-- YOUR TASK --
Please repeat all of the lines that follow, exactly as written.

-- RECORDS FOR THE EXERCISE --

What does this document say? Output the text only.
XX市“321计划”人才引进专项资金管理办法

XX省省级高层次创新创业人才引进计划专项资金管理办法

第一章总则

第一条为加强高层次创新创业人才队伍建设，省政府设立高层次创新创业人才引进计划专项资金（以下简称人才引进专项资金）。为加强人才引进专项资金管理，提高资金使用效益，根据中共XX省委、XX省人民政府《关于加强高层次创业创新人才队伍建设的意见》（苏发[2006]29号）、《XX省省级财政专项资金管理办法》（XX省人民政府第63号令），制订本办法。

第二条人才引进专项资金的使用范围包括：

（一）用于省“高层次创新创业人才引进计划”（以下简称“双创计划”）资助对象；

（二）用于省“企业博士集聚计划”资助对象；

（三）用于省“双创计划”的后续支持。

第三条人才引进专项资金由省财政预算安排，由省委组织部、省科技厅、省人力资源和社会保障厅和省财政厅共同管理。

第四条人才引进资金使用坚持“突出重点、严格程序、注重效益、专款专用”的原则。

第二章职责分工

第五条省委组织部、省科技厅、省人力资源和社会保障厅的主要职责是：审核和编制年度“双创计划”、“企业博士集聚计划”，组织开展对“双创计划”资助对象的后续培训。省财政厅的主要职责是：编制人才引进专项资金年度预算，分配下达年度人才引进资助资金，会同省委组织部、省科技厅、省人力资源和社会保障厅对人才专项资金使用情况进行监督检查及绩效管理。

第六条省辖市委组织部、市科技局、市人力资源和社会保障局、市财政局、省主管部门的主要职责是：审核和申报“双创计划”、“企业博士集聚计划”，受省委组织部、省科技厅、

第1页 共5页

-- THE COMPLETED TASK --
What does this document say? Output the text only.
XX市“321计划”人才引进专项资金管理办法

XX省省级高层次创新创业人才引进计划专项资金管理办法

第一章总则

第一条为加强高层次创新创业人才队伍建设，省政府设立高层次创新创业人才引进计划专项资金（以下简称人才引进专项资金）。为加强人才引进专项资金管理，提高资金使用效益，根据中共XX省委、XX省人民政府《关于加强高层次创业创新人才队伍建设的意见》（苏发[2006]29号）、《XX省省级财政专项资金管理办法》（XX省人民政府第63号令），制订本办法。

第二条人才引进专项资金的使用范围包括：

（一）用于省“高层次创新创业人才引进计划”（以下简称“双创计划”）资助对象；

（二）用于省“企业博士集聚计划”资助对象；

（三）用于省“双创计划”的后续支持。

第三条人才引进专项资金由省财政预算安排，由省委组织部、省科技厅、省人力资源和社会保障厅和省财政厅共同管理。

第四条人才引进资金使用坚持“突出重点、严格程序、注重效益、专款专用”的原则。

第二章职责分工

第五条省委组织部、省科技厅、省人力资源和社会保障厅的主要职责是：审核和编制年度“双创计划”、“企业博士集聚计划”，组织开展对“双创计划”资助对象的后续培训。省财政厅的主要职责是：编制人才引进专项资金年度预算，分配下达年度人才引进资助资金，会同省委组织部、省科技厅、省人力资源和社会保障厅对人才专项资金使用情况进行监督检查及绩效管理。

第六条省辖市委组织部、市科技局、市人力资源和社会保障局、市财政局、省主管部门的主要职责是：审核和申报“双创计划”、“企业博士集聚计划”，受省委组织部、省科技厅、

第1页 共5页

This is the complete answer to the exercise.